Extract, from the listing that follows, each line containing the word "xlabel".

SUPPLIED RECORDS:
○ ○ ○ ○ ○
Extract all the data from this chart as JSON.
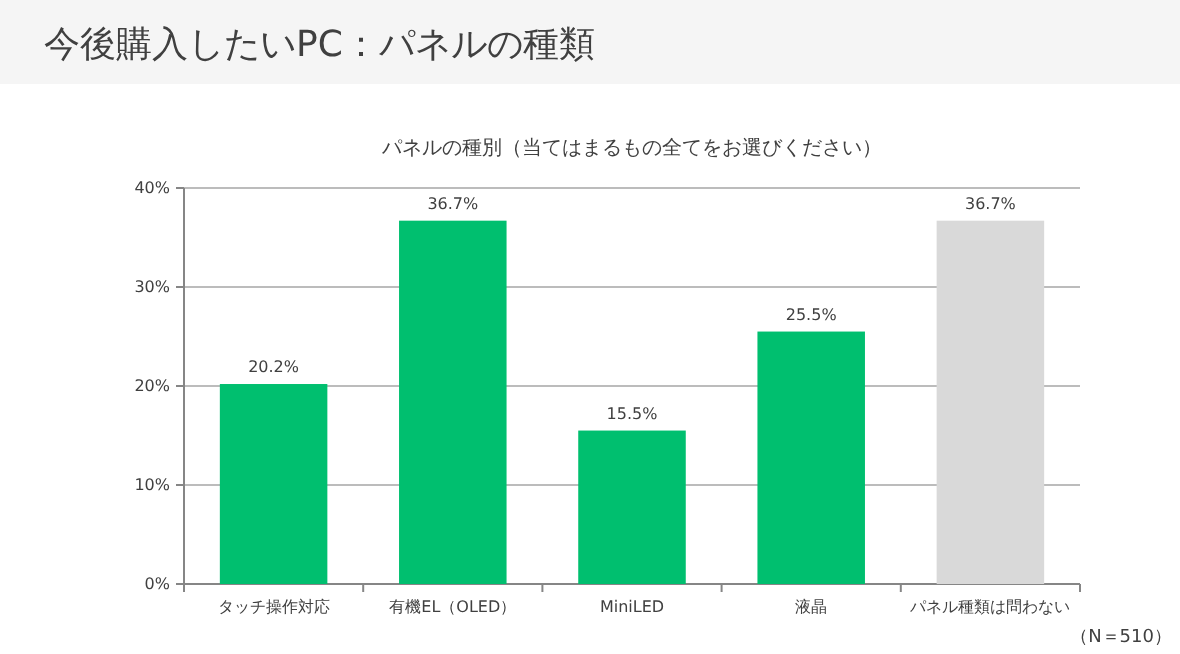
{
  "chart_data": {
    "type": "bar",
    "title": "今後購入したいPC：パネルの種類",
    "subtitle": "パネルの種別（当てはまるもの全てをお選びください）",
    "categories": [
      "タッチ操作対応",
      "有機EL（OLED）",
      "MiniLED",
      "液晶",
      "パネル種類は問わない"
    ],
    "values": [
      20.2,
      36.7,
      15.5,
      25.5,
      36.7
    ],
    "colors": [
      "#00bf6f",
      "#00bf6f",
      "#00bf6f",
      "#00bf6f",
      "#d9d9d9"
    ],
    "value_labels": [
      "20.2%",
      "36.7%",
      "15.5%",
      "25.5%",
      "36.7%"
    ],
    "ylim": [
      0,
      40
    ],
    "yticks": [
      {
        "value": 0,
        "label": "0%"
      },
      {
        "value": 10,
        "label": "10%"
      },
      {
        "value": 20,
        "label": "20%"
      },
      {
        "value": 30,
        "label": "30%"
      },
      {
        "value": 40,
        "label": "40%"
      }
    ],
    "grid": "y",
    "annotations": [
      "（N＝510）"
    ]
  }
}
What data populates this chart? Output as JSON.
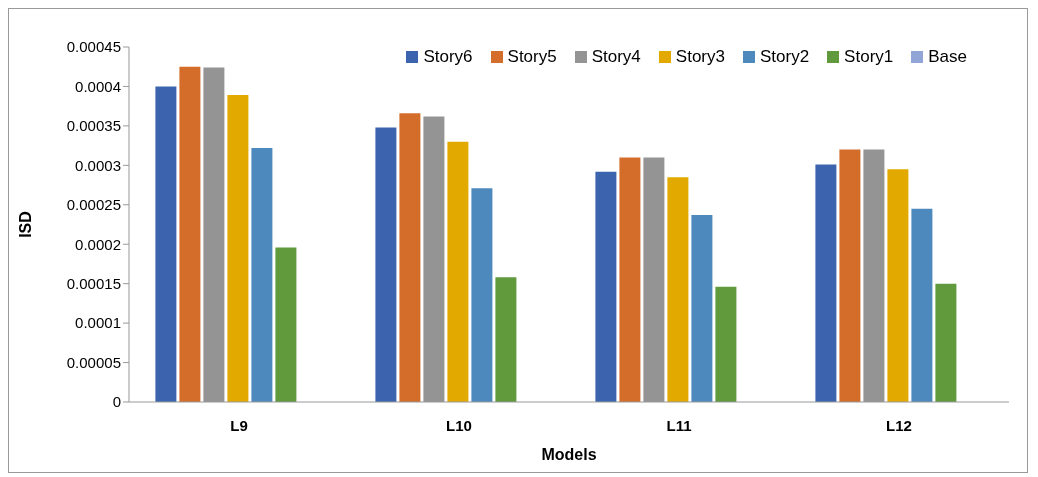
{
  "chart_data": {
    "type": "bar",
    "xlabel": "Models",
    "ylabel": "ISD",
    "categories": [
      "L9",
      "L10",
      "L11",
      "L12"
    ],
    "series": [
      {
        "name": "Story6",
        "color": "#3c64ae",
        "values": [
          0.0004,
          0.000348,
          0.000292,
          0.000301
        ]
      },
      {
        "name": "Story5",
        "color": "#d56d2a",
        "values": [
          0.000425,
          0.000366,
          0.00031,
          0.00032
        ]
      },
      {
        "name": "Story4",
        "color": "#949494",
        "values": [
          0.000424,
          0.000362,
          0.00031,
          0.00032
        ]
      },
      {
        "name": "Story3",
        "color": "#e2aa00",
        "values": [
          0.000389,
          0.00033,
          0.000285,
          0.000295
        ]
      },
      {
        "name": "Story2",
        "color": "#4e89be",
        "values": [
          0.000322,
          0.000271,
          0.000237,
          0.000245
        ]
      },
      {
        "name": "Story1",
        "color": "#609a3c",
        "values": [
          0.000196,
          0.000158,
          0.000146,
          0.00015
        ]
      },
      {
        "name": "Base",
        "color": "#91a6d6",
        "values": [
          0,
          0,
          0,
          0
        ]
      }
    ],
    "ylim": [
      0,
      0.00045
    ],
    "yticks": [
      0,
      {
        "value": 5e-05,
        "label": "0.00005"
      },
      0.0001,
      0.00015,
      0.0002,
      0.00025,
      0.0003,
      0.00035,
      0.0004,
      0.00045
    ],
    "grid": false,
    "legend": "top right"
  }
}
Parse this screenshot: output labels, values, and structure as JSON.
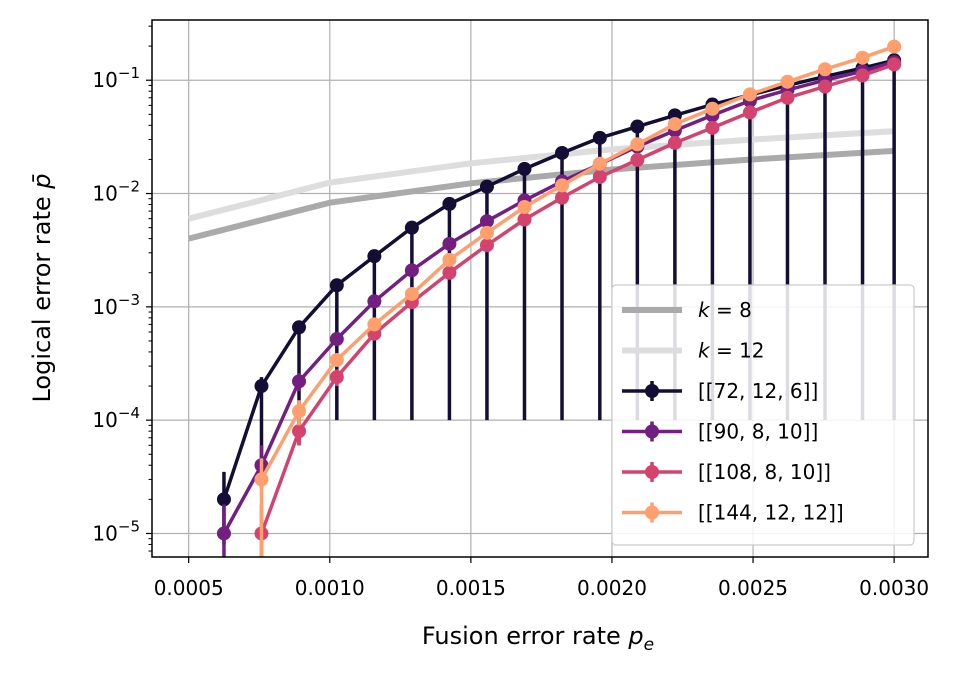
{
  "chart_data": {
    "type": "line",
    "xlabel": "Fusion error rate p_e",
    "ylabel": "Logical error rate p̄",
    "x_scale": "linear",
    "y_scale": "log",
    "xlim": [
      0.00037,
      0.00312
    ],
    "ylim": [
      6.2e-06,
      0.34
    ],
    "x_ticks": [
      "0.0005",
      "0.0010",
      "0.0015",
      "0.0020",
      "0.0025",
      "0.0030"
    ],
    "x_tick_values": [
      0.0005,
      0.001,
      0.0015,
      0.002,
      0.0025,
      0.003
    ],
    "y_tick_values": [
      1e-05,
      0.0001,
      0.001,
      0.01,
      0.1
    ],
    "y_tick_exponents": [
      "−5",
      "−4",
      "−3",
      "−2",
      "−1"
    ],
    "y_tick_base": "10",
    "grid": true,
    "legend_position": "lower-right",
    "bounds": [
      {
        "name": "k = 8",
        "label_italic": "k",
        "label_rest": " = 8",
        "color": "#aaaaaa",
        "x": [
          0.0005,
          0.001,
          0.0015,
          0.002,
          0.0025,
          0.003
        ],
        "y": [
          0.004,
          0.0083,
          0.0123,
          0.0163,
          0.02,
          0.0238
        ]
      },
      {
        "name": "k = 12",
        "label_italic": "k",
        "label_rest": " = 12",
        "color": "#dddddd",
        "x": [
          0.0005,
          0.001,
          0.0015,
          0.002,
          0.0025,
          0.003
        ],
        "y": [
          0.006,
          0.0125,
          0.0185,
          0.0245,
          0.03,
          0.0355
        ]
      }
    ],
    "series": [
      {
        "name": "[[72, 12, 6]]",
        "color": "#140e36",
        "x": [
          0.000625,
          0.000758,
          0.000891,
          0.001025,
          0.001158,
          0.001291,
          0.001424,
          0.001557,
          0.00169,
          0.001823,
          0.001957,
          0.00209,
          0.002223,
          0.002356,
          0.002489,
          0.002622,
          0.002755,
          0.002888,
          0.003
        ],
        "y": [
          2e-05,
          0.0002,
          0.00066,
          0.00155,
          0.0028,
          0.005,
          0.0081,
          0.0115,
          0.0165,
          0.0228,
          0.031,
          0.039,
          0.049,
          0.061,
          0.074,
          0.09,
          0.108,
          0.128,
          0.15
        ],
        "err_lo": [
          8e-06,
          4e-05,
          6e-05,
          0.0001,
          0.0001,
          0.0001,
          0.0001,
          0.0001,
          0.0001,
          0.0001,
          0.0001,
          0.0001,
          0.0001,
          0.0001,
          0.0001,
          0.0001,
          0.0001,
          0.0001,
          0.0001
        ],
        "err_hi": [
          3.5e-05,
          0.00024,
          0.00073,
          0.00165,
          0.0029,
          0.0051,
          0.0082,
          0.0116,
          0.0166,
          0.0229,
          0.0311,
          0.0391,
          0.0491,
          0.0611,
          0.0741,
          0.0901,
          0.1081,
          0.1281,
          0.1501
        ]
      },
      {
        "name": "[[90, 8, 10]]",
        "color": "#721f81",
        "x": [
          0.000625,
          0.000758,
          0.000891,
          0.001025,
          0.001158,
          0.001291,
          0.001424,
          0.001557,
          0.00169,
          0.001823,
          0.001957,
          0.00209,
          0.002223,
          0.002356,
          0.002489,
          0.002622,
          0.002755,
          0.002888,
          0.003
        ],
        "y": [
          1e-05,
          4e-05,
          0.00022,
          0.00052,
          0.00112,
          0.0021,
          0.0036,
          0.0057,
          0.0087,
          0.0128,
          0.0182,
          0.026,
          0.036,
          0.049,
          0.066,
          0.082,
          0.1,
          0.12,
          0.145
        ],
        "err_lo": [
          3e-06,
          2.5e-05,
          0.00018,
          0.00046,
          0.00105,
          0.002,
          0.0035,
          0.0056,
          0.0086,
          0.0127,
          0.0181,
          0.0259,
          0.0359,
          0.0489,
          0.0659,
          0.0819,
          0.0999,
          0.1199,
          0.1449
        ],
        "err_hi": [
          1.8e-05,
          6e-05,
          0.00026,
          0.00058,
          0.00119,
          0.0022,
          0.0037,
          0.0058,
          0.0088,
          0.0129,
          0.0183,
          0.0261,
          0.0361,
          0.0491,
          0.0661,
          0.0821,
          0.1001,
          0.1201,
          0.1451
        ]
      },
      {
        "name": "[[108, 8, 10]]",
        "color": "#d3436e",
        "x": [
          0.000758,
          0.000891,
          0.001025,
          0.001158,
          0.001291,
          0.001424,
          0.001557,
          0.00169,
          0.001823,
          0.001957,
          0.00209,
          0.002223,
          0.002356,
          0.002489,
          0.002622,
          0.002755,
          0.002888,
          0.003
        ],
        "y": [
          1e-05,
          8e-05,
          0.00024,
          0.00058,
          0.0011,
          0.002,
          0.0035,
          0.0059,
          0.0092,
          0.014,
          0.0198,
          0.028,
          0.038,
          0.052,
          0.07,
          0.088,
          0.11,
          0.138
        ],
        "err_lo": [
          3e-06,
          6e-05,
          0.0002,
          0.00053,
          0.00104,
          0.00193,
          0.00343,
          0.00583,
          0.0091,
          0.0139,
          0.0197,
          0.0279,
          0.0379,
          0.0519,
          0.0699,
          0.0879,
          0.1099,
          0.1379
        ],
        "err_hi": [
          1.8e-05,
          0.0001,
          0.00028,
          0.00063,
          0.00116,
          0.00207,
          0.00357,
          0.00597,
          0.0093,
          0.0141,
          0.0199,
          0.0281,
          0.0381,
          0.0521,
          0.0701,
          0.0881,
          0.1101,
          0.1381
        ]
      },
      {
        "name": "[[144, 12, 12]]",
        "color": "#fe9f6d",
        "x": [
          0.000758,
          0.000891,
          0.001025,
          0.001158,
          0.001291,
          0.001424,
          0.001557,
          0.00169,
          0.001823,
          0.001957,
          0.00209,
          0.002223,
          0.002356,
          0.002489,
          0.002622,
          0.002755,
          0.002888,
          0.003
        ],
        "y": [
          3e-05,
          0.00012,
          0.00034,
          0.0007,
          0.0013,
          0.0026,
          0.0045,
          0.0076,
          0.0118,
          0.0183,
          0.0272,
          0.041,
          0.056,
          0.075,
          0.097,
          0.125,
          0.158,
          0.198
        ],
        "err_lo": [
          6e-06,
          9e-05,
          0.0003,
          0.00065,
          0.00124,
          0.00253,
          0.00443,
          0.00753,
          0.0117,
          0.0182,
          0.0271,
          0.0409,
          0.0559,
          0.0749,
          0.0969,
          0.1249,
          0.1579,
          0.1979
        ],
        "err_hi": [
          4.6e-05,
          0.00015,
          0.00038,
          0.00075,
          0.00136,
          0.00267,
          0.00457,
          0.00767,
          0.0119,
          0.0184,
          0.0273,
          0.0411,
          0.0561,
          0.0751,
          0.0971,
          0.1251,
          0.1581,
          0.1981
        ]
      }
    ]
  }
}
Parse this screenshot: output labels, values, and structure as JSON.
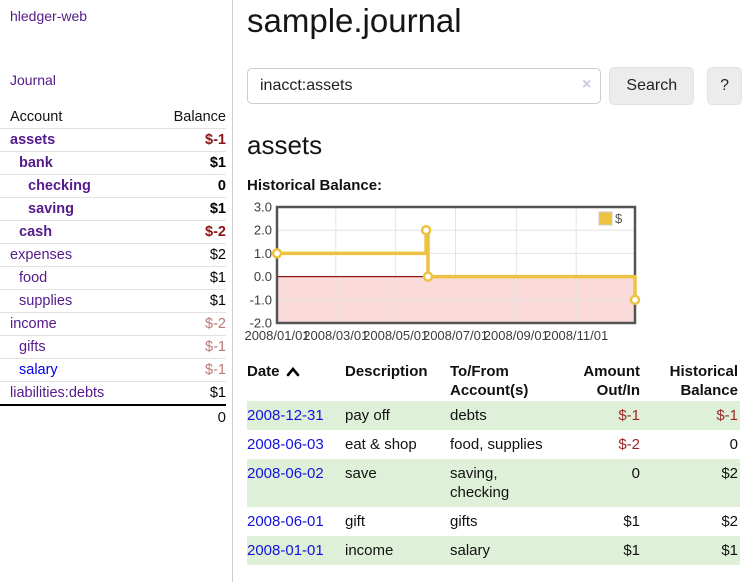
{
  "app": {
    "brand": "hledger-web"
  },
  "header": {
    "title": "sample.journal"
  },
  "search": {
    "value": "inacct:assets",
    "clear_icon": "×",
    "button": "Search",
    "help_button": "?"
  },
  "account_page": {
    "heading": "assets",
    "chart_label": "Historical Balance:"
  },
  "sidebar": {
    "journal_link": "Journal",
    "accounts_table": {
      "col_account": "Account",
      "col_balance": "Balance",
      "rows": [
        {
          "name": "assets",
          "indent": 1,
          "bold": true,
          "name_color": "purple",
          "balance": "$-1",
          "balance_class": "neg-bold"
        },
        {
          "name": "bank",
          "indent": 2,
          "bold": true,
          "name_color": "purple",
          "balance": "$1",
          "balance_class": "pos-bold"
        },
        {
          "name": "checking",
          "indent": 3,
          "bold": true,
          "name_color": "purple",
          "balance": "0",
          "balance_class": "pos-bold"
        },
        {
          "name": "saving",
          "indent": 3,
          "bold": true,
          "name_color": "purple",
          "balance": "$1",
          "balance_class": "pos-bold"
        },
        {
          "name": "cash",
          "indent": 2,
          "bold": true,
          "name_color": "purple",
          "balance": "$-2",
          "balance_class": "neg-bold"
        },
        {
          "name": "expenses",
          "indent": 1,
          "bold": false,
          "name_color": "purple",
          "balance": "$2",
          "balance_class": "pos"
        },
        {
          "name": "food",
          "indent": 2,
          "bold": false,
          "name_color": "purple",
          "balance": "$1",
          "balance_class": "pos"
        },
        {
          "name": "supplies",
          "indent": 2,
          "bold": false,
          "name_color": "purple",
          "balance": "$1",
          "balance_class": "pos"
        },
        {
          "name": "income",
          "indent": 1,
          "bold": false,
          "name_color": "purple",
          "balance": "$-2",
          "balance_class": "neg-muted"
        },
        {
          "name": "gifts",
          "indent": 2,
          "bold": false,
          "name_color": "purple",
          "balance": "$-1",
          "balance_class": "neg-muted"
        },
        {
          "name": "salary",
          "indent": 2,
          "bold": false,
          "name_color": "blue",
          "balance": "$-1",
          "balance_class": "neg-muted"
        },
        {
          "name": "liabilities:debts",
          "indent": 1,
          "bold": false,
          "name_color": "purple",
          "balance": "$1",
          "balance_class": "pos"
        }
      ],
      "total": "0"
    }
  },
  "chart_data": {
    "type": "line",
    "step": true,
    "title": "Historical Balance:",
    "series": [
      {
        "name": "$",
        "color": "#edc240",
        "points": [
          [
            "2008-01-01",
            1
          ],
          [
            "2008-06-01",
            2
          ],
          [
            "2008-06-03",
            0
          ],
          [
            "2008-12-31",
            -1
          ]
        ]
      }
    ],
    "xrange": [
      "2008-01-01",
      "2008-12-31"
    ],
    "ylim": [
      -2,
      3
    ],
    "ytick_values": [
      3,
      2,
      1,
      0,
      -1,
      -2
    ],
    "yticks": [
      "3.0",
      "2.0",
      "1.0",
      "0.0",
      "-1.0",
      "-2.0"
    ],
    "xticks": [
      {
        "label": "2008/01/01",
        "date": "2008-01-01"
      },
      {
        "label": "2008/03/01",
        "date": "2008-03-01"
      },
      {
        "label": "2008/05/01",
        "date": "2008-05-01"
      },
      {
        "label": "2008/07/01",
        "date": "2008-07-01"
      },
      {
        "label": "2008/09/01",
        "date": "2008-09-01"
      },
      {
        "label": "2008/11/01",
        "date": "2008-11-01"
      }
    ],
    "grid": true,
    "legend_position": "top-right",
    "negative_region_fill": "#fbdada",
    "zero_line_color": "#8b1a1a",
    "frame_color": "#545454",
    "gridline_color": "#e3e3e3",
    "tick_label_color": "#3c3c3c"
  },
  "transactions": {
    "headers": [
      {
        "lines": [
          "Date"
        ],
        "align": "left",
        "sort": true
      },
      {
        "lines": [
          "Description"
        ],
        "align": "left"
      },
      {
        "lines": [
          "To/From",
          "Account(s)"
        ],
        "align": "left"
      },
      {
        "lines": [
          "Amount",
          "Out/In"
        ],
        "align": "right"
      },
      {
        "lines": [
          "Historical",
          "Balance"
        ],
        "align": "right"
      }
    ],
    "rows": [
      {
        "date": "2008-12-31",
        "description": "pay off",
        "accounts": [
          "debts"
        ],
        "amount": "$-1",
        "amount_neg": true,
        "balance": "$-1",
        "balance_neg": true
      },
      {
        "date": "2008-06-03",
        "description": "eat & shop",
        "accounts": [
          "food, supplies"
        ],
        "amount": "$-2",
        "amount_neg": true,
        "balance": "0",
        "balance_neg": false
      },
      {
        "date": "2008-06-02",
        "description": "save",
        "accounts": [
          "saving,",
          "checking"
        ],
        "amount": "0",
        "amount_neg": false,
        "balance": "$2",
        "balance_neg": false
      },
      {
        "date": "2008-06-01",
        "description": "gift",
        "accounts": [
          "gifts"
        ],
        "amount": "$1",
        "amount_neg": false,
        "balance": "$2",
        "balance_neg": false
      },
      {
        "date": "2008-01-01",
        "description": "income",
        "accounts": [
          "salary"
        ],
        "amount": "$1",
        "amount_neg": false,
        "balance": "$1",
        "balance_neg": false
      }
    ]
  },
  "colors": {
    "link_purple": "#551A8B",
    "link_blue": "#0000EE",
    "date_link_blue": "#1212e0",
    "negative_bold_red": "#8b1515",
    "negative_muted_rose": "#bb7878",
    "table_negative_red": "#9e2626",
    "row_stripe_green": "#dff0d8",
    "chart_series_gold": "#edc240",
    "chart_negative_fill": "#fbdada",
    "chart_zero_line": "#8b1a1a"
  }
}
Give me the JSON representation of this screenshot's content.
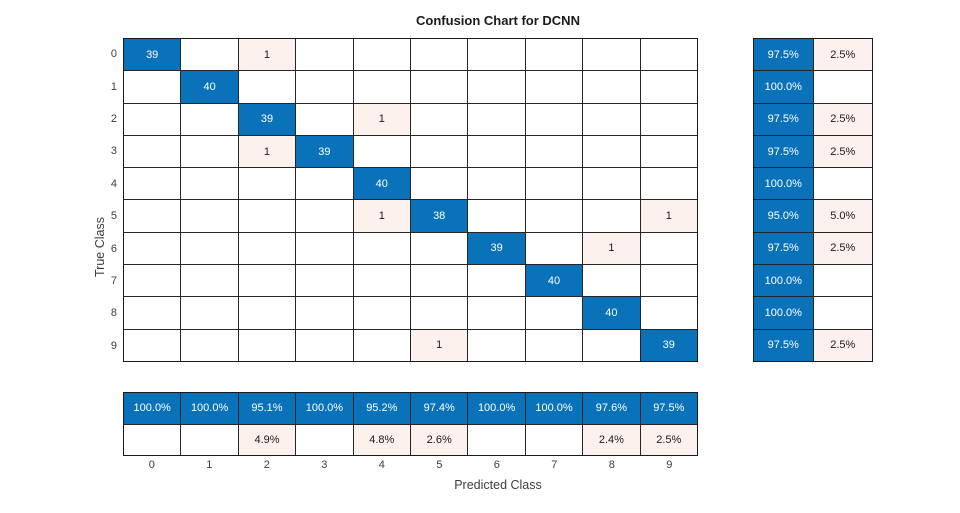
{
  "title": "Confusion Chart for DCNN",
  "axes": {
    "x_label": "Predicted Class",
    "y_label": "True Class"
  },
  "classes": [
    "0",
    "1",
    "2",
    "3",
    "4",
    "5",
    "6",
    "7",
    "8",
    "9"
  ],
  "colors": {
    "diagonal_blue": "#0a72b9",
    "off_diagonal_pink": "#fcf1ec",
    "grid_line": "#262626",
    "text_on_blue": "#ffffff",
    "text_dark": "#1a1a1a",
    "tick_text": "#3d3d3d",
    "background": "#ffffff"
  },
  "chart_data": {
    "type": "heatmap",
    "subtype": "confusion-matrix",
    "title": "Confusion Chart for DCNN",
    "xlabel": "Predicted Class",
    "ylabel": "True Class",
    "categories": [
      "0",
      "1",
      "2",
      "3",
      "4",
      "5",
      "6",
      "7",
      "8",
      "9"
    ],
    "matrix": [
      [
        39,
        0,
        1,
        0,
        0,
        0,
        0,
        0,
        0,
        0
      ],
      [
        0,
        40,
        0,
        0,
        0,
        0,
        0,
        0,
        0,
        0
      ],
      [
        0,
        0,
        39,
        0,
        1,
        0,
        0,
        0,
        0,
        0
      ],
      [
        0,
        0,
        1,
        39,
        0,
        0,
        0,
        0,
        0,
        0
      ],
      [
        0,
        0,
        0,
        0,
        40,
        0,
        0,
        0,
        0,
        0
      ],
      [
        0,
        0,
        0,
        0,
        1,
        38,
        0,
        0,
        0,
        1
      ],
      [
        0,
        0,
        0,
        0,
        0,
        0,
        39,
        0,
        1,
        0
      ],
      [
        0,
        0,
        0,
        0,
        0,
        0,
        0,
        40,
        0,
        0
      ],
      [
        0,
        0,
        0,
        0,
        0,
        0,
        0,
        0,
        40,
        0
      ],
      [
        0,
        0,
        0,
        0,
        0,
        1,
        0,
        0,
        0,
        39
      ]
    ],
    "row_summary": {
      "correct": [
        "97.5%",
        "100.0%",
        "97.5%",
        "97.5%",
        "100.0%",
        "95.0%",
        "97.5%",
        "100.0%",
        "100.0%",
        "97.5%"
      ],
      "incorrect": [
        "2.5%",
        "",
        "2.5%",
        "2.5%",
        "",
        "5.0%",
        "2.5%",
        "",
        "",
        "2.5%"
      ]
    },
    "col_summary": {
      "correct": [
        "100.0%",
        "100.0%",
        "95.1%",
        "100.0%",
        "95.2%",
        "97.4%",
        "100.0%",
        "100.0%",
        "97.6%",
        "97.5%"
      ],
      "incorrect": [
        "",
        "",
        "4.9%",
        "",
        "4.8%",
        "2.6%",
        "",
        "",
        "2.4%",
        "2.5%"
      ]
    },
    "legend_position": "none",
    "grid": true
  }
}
○ ○ ○ ○ ○
RESULT BELOW:
    "xlabel": "Models",
    "xlabel": "Fusion error rate p_e",
    "xlabel": "Predicted Class",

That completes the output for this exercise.